▸ GIVEN ENTRIES
◇ ◇ ◇ ◇
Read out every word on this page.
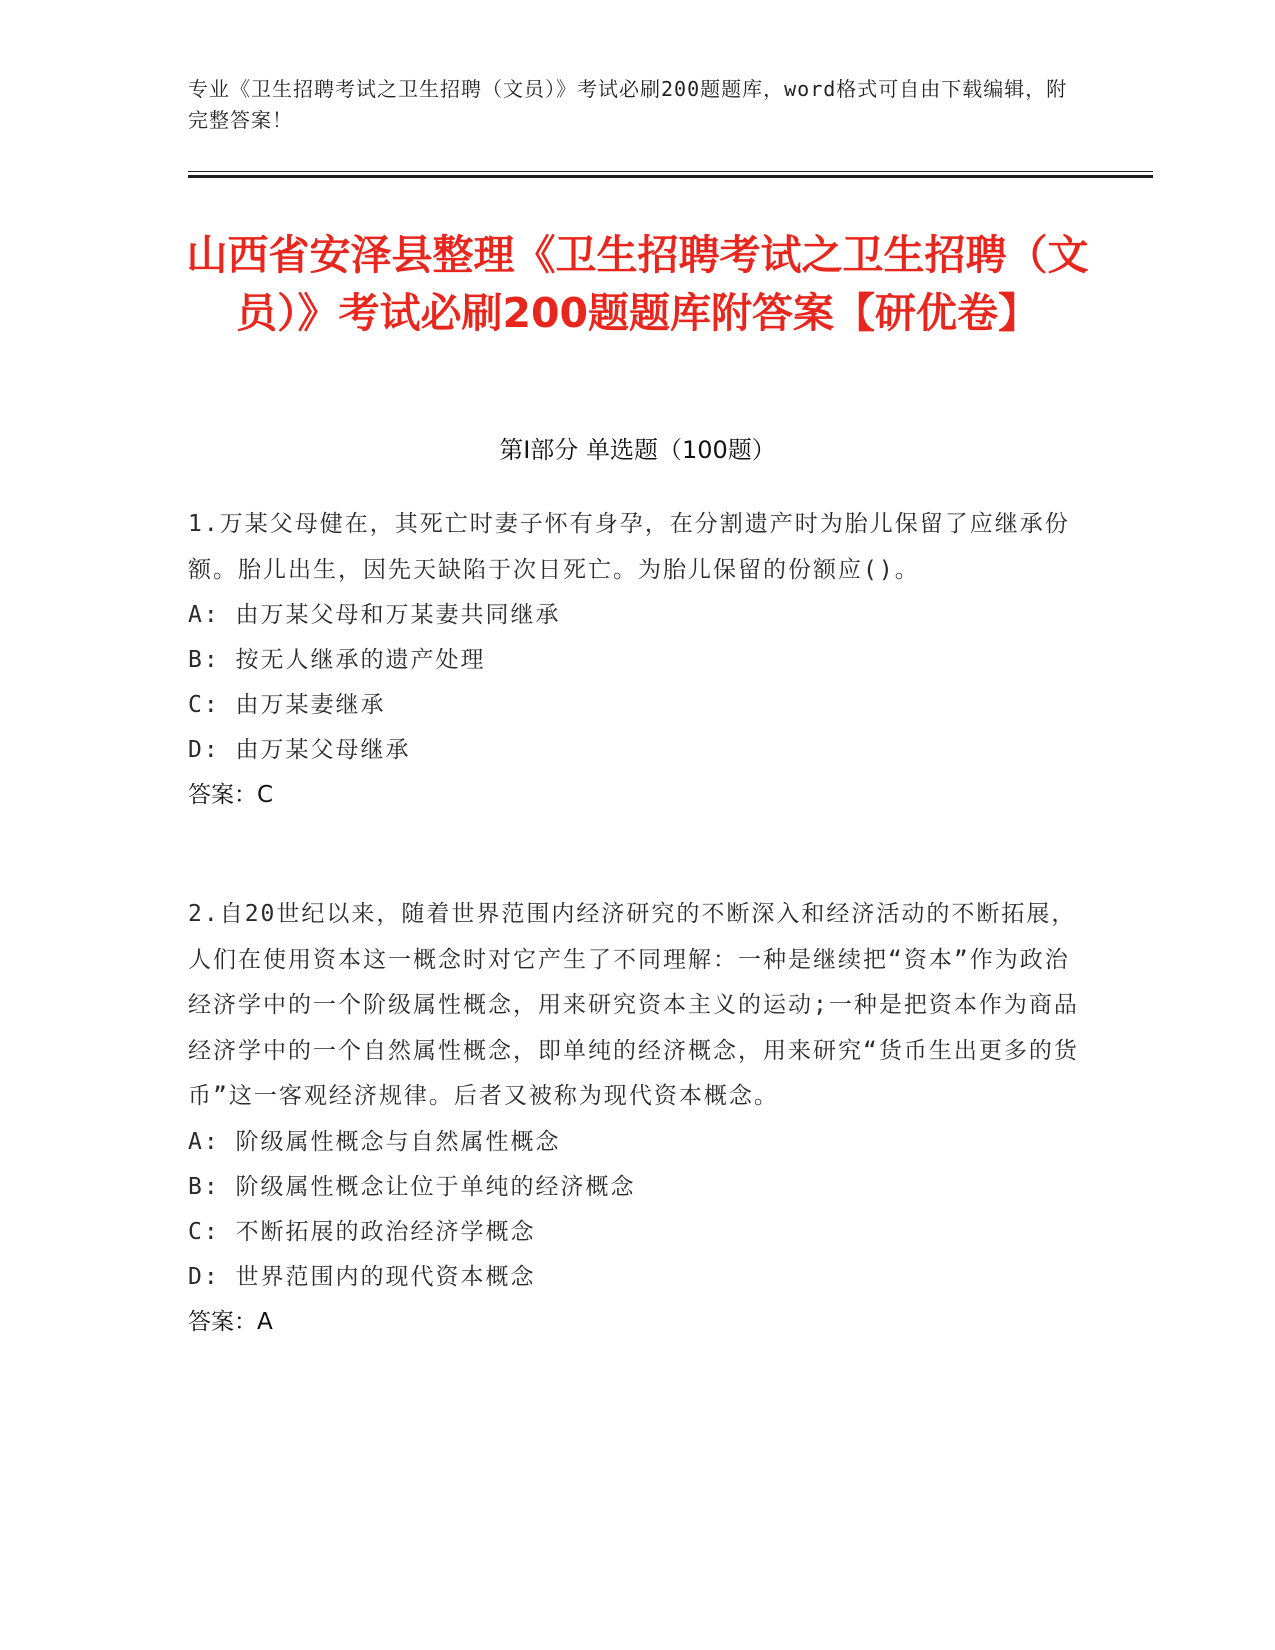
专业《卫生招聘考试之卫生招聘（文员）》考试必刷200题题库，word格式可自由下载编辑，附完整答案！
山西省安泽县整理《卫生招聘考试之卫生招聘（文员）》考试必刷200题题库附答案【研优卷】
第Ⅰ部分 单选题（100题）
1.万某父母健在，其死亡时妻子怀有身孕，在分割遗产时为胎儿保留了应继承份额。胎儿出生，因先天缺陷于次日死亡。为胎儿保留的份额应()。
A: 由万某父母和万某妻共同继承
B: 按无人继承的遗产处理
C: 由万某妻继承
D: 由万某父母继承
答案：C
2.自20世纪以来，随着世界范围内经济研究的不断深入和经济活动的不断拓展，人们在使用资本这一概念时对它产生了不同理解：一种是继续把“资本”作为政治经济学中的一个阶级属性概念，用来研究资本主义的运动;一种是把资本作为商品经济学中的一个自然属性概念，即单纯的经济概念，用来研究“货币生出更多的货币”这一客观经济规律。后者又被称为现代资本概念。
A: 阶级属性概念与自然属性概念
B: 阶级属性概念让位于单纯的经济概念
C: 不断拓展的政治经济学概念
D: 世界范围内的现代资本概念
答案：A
◇ ◇ ◇ ◇
▸ GIVEN REQUEST
Above are records to transcribe exactly; leave their pictures out.

▸ RESPONSE TO THIS TASK
Read out every word on this page.
专业《卫生招聘考试之卫生招聘（文员）》考试必刷200题题库，word格式可自由下载编辑，附完整答案！
山西省安泽县整理《卫生招聘考试之卫生招聘（文员）》考试必刷200题题库附答案【研优卷】
第Ⅰ部分 单选题（100题）
1.万某父母健在，其死亡时妻子怀有身孕，在分割遗产时为胎儿保留了应继承份额。胎儿出生，因先天缺陷于次日死亡。为胎儿保留的份额应()。
A: 由万某父母和万某妻共同继承
B: 按无人继承的遗产处理
C: 由万某妻继承
D: 由万某父母继承
答案：C
2.自20世纪以来，随着世界范围内经济研究的不断深入和经济活动的不断拓展，人们在使用资本这一概念时对它产生了不同理解：一种是继续把“资本”作为政治经济学中的一个阶级属性概念，用来研究资本主义的运动;一种是把资本作为商品经济学中的一个自然属性概念，即单纯的经济概念，用来研究“货币生出更多的货币”这一客观经济规律。后者又被称为现代资本概念。
A: 阶级属性概念与自然属性概念
B: 阶级属性概念让位于单纯的经济概念
C: 不断拓展的政治经济学概念
D: 世界范围内的现代资本概念
答案：A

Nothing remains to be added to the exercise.